"""
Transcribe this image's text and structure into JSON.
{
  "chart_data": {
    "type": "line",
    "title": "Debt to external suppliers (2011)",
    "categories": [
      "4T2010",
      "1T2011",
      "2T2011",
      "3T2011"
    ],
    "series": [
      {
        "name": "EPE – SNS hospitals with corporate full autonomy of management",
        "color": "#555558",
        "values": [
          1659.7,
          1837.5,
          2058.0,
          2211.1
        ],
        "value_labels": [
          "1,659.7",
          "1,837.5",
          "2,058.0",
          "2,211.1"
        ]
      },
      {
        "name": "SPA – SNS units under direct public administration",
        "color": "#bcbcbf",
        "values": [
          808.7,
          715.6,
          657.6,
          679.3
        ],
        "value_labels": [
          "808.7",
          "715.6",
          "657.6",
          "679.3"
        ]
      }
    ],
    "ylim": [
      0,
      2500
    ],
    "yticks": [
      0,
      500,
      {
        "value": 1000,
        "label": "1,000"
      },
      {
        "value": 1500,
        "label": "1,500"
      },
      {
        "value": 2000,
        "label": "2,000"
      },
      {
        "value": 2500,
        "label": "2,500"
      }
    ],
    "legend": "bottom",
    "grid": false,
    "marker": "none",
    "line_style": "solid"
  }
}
"""
Exercise prompt:
Repeat the material from above exactly, word for word.

Output for this exercise:
Transcribe this image's text and structure into JSON.
{
  "chart_data": {
    "type": "line",
    "title": "Debt to external suppliers (2011)",
    "categories": [
      "4T2010",
      "1T2011",
      "2T2011",
      "3T2011"
    ],
    "series": [
      {
        "name": "EPE – SNS hospitals with corporate full autonomy of management",
        "color": "#555558",
        "values": [
          1659.7,
          1837.5,
          2058.0,
          2211.1
        ],
        "value_labels": [
          "1,659.7",
          "1,837.5",
          "2,058.0",
          "2,211.1"
        ]
      },
      {
        "name": "SPA – SNS units under direct public administration",
        "color": "#bcbcbf",
        "values": [
          808.7,
          715.6,
          657.6,
          679.3
        ],
        "value_labels": [
          "808.7",
          "715.6",
          "657.6",
          "679.3"
        ]
      }
    ],
    "ylim": [
      0,
      2500
    ],
    "yticks": [
      0,
      500,
      {
        "value": 1000,
        "label": "1,000"
      },
      {
        "value": 1500,
        "label": "1,500"
      },
      {
        "value": 2000,
        "label": "2,000"
      },
      {
        "value": 2500,
        "label": "2,500"
      }
    ],
    "legend": "bottom",
    "grid": false,
    "marker": "none",
    "line_style": "solid"
  }
}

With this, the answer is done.